- _Short task_
Write out all of the data without omission, exactly as shown.

- _Dataset excerpt_
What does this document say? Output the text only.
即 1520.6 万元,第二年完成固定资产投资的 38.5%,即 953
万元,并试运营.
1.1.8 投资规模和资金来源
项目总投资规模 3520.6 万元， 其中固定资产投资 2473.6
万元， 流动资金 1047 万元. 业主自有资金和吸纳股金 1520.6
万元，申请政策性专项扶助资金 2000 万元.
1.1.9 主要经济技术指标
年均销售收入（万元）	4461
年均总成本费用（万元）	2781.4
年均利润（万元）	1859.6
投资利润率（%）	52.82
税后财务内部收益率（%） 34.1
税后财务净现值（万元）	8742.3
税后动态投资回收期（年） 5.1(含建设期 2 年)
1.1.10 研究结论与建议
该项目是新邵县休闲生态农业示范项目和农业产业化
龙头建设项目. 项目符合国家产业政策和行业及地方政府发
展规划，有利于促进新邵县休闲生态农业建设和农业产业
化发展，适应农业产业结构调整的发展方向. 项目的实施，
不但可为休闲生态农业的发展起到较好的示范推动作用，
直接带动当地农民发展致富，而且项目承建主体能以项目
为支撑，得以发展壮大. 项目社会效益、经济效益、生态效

- _Full output_
What does this document say? Output the text only.
即 1520.6 万元,第二年完成固定资产投资的 38.5%,即 953
万元,并试运营.
1.1.8 投资规模和资金来源
项目总投资规模 3520.6 万元， 其中固定资产投资 2473.6
万元， 流动资金 1047 万元. 业主自有资金和吸纳股金 1520.6
万元，申请政策性专项扶助资金 2000 万元.
1.1.9 主要经济技术指标
年均销售收入（万元）	4461
年均总成本费用（万元）	2781.4
年均利润（万元）	1859.6
投资利润率（%）	52.82
税后财务内部收益率（%） 34.1
税后财务净现值（万元）	8742.3
税后动态投资回收期（年） 5.1(含建设期 2 年)
1.1.10 研究结论与建议
该项目是新邵县休闲生态农业示范项目和农业产业化
龙头建设项目. 项目符合国家产业政策和行业及地方政府发
展规划，有利于促进新邵县休闲生态农业建设和农业产业
化发展，适应农业产业结构调整的发展方向. 项目的实施，
不但可为休闲生态农业的发展起到较好的示范推动作用，
直接带动当地农民发展致富，而且项目承建主体能以项目
为支撑，得以发展壮大. 项目社会效益、经济效益、生态效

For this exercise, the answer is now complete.